Figure dataset records
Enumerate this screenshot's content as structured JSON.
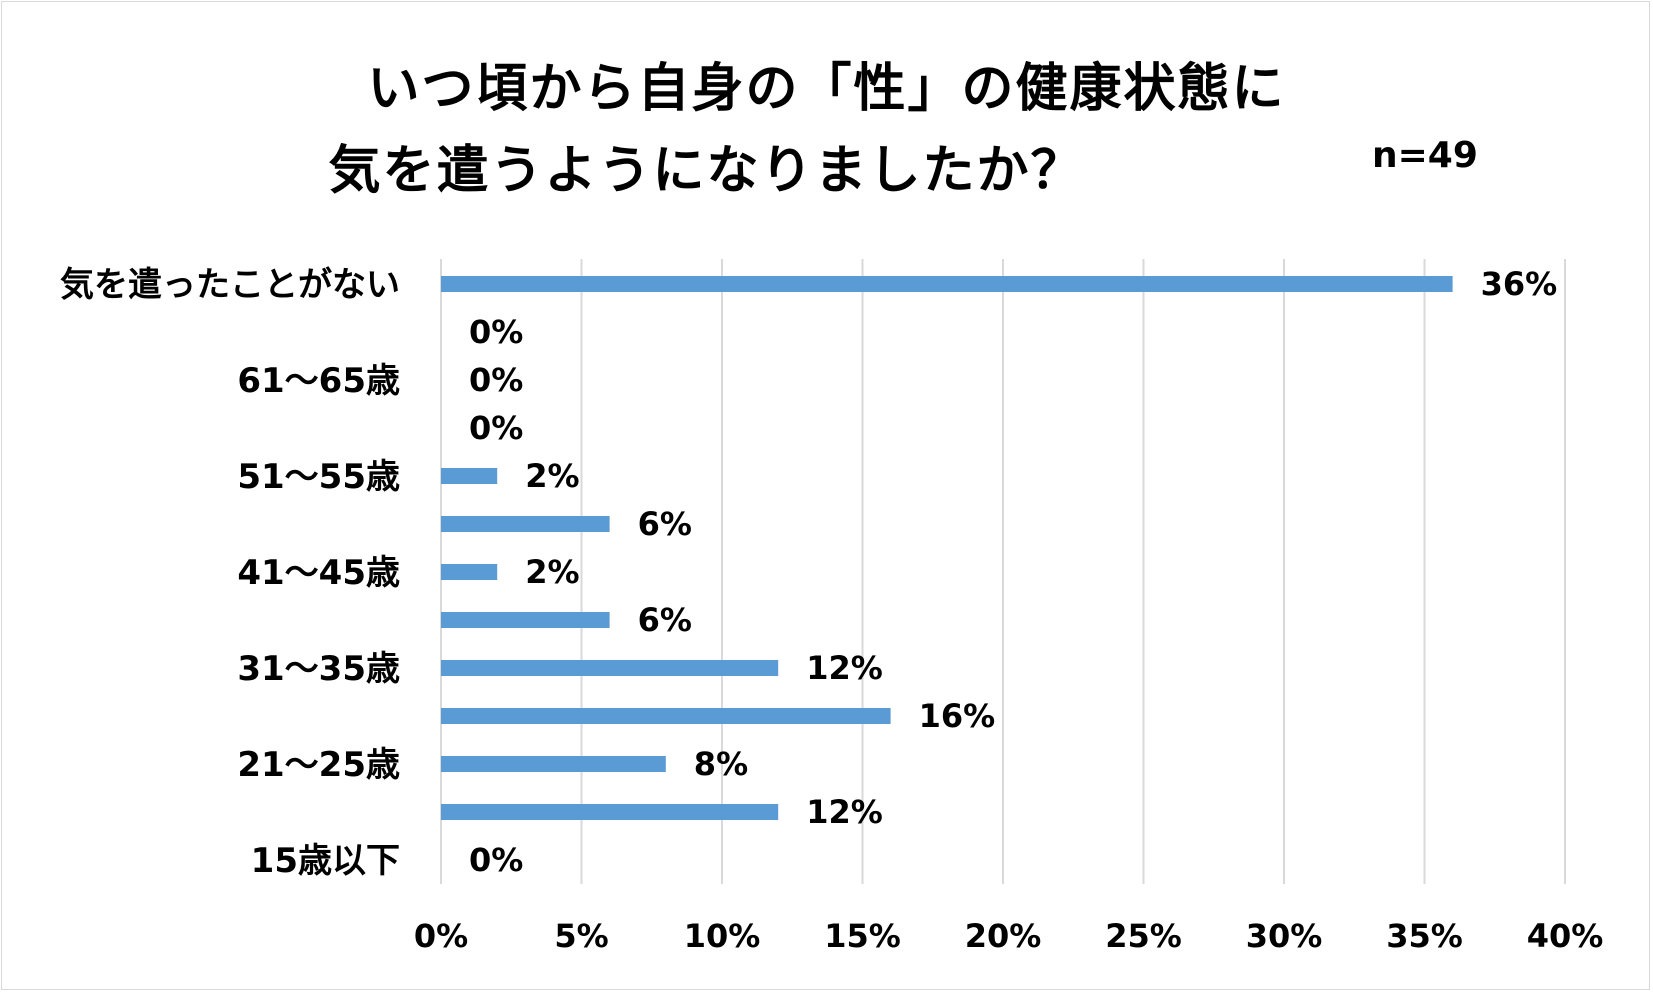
{
  "title": {
    "line1": "いつ頃から自身の「性」の健康状態に",
    "line2": "気を遣うようになりましたか？"
  },
  "sample_size": "n=49",
  "colors": {
    "bar": "#5b9bd5",
    "grid": "#d9d9d9",
    "text": "#000000"
  },
  "chart_data": {
    "type": "bar",
    "orientation": "horizontal",
    "categories": [
      "気を遣ったことがない",
      "",
      "61〜65歳",
      "",
      "51〜55歳",
      "",
      "41〜45歳",
      "",
      "31〜35歳",
      "",
      "21〜25歳",
      "",
      "15歳以下"
    ],
    "values": [
      36,
      0,
      0,
      0,
      2,
      6,
      2,
      6,
      12,
      16,
      8,
      12,
      0
    ],
    "data_labels": [
      "36%",
      "0%",
      "0%",
      "0%",
      "2%",
      "6%",
      "2%",
      "6%",
      "12%",
      "16%",
      "8%",
      "12%",
      "0%"
    ],
    "x_ticks": [
      0,
      5,
      10,
      15,
      20,
      25,
      30,
      35,
      40
    ],
    "x_tick_labels": [
      "0%",
      "5%",
      "10%",
      "15%",
      "20%",
      "25%",
      "30%",
      "35%",
      "40%"
    ],
    "xlim": [
      0,
      40
    ],
    "unit": "%",
    "grid": "vertical",
    "legend": "none"
  }
}
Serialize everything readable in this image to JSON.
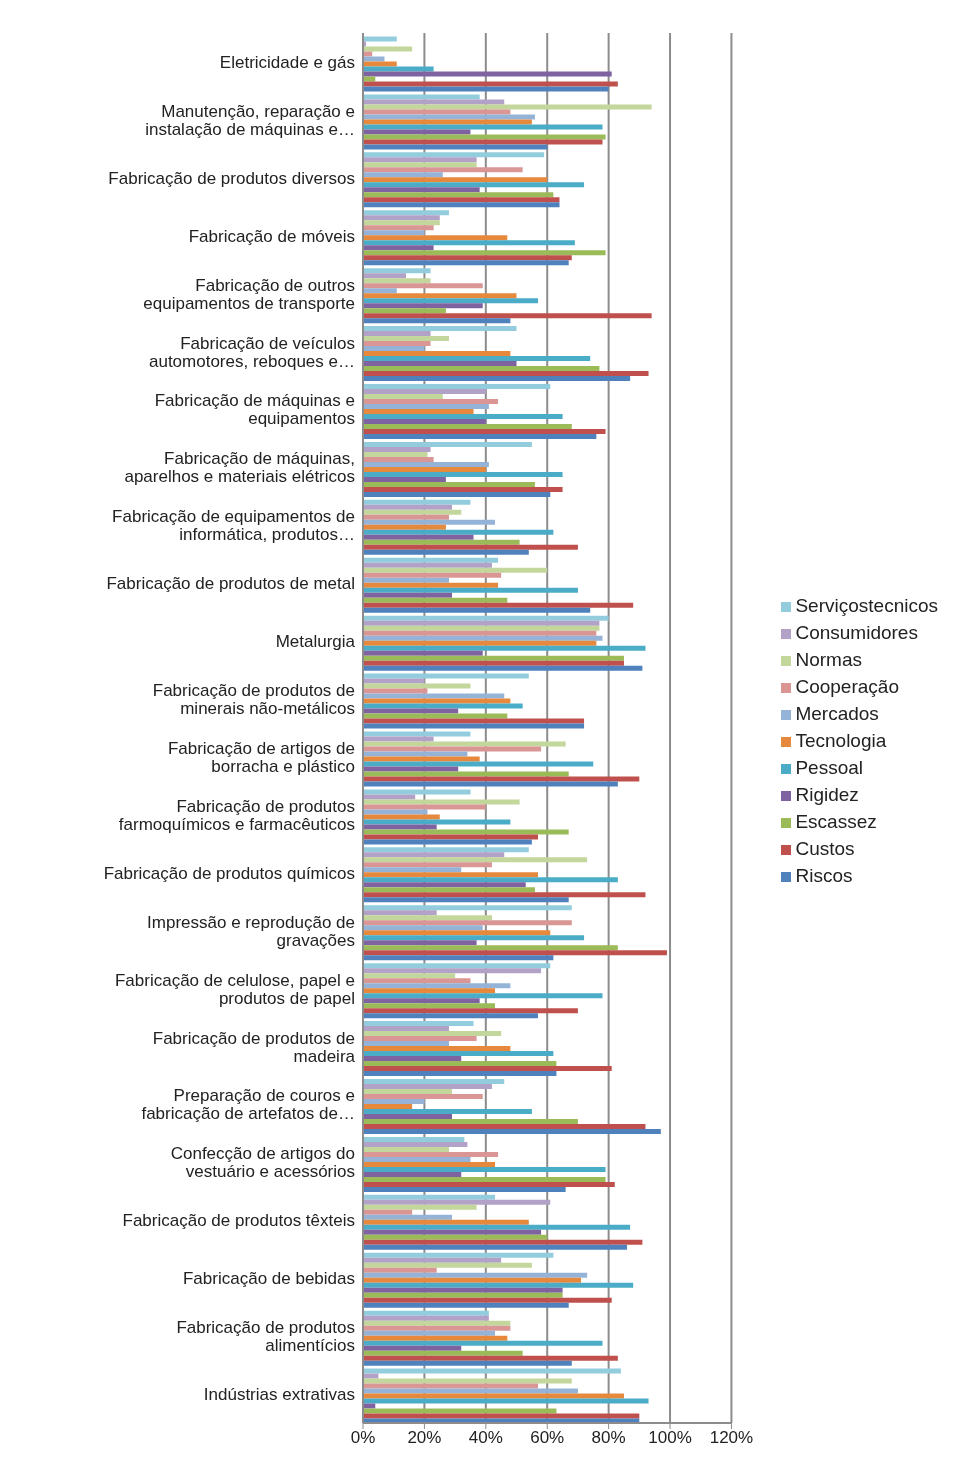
{
  "chart_data": {
    "type": "bar",
    "orientation": "horizontal",
    "categories": [
      "Eletricidade e gás",
      "Manutenção, reparação e instalação de máquinas e…",
      "Fabricação de produtos diversos",
      "Fabricação de móveis",
      "Fabricação de outros equipamentos de transporte",
      "Fabricação de veículos automotores, reboques e…",
      "Fabricação de máquinas e equipamentos",
      "Fabricação de máquinas, aparelhos e materiais elétricos",
      "Fabricação de equipamentos de informática, produtos…",
      "Fabricação de produtos de metal",
      "Metalurgia",
      "Fabricação de produtos de minerais não-metálicos",
      "Fabricação de artigos de borracha e plástico",
      "Fabricação de produtos farmoquímicos e farmacêuticos",
      "Fabricação de produtos químicos",
      "Impressão e reprodução de gravações",
      "Fabricação de celulose, papel e produtos de papel",
      "Fabricação de produtos de madeira",
      "Preparação de couros e fabricação de artefatos de…",
      "Confecção de artigos do vestuário e acessórios",
      "Fabricação de produtos têxteis",
      "Fabricação de bebidas",
      "Fabricação de produtos alimentícios",
      "Indústrias extrativas"
    ],
    "series": [
      {
        "name": "Serviçostecnicos",
        "color": "#93cddd",
        "values": [
          11,
          38,
          59,
          28,
          22,
          50,
          61,
          55,
          35,
          44,
          80,
          54,
          35,
          35,
          54,
          68,
          61,
          36,
          46,
          33,
          43,
          62,
          41,
          84
        ]
      },
      {
        "name": "Consumidores",
        "color": "#b3a2c7",
        "values": [
          1,
          46,
          37,
          25,
          14,
          22,
          40,
          22,
          29,
          42,
          77,
          20,
          23,
          17,
          46,
          24,
          58,
          28,
          42,
          34,
          61,
          45,
          41,
          5
        ]
      },
      {
        "name": "Normas",
        "color": "#c3d69b",
        "values": [
          16,
          94,
          37,
          25,
          22,
          28,
          26,
          21,
          32,
          60,
          77,
          35,
          66,
          51,
          73,
          42,
          30,
          45,
          29,
          28,
          37,
          55,
          48,
          68
        ]
      },
      {
        "name": "Cooperação",
        "color": "#d99694",
        "values": [
          3,
          48,
          52,
          23,
          39,
          22,
          44,
          23,
          28,
          45,
          76,
          21,
          58,
          40,
          42,
          68,
          35,
          37,
          39,
          44,
          16,
          24,
          48,
          57
        ]
      },
      {
        "name": "Mercados",
        "color": "#95b3d7",
        "values": [
          7,
          56,
          26,
          20,
          11,
          20,
          41,
          41,
          43,
          28,
          78,
          46,
          34,
          21,
          32,
          39,
          48,
          28,
          20,
          35,
          29,
          73,
          43,
          70
        ]
      },
      {
        "name": "Tecnologia",
        "color": "#e6893d",
        "values": [
          11,
          55,
          60,
          47,
          50,
          48,
          36,
          40,
          27,
          44,
          76,
          48,
          38,
          25,
          57,
          61,
          43,
          48,
          16,
          43,
          54,
          71,
          47,
          85
        ]
      },
      {
        "name": "Pessoal",
        "color": "#4aacc6",
        "values": [
          23,
          78,
          72,
          69,
          57,
          74,
          65,
          65,
          62,
          70,
          92,
          52,
          75,
          48,
          83,
          72,
          78,
          62,
          55,
          79,
          87,
          88,
          78,
          93
        ]
      },
      {
        "name": "Rigidez",
        "color": "#7f63a1",
        "values": [
          81,
          35,
          38,
          23,
          39,
          50,
          40,
          27,
          36,
          29,
          39,
          31,
          31,
          24,
          53,
          37,
          38,
          32,
          29,
          32,
          58,
          65,
          32,
          4
        ]
      },
      {
        "name": "Escassez",
        "color": "#9bbb59",
        "values": [
          4,
          79,
          62,
          79,
          27,
          77,
          68,
          56,
          51,
          47,
          85,
          47,
          67,
          67,
          56,
          83,
          43,
          63,
          70,
          79,
          60,
          65,
          52,
          63
        ]
      },
      {
        "name": "Custos",
        "color": "#c0504d",
        "values": [
          83,
          78,
          64,
          68,
          94,
          93,
          79,
          65,
          70,
          88,
          85,
          72,
          90,
          57,
          92,
          99,
          70,
          81,
          92,
          82,
          91,
          81,
          83,
          90
        ]
      },
      {
        "name": "Riscos",
        "color": "#4f81bd",
        "values": [
          80,
          60,
          64,
          67,
          48,
          87,
          76,
          61,
          54,
          74,
          91,
          72,
          83,
          55,
          67,
          62,
          57,
          63,
          97,
          66,
          86,
          67,
          68,
          90
        ]
      }
    ],
    "xlim": [
      0,
      120
    ],
    "xticks": [
      {
        "value": 0,
        "label": "0%"
      },
      {
        "value": 20,
        "label": "20%"
      },
      {
        "value": 40,
        "label": "40%"
      },
      {
        "value": 60,
        "label": "60%"
      },
      {
        "value": 80,
        "label": "80%"
      },
      {
        "value": 100,
        "label": "100%"
      },
      {
        "value": 120,
        "label": "120%"
      }
    ],
    "grid": "x",
    "legend": "right"
  }
}
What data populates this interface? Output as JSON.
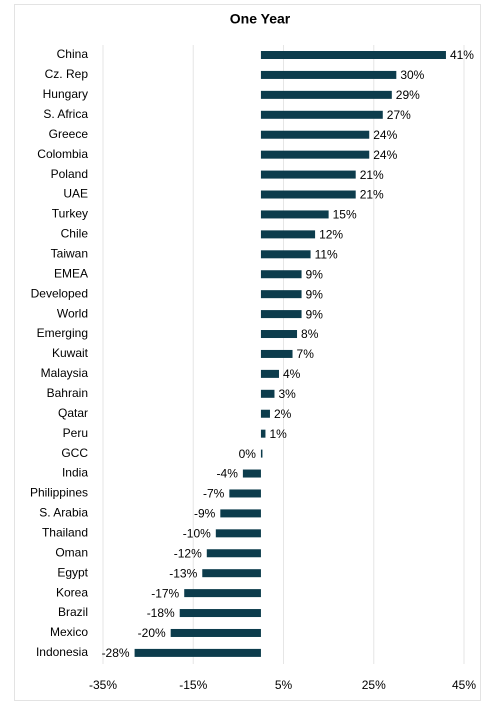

Work instructions >> From the listing, copy every line where the string "artigos" appears.

Written answer >>
      "Fabricação de artigos de borracha e plástico",
      "Confecção de artigos do vestuário e acessórios",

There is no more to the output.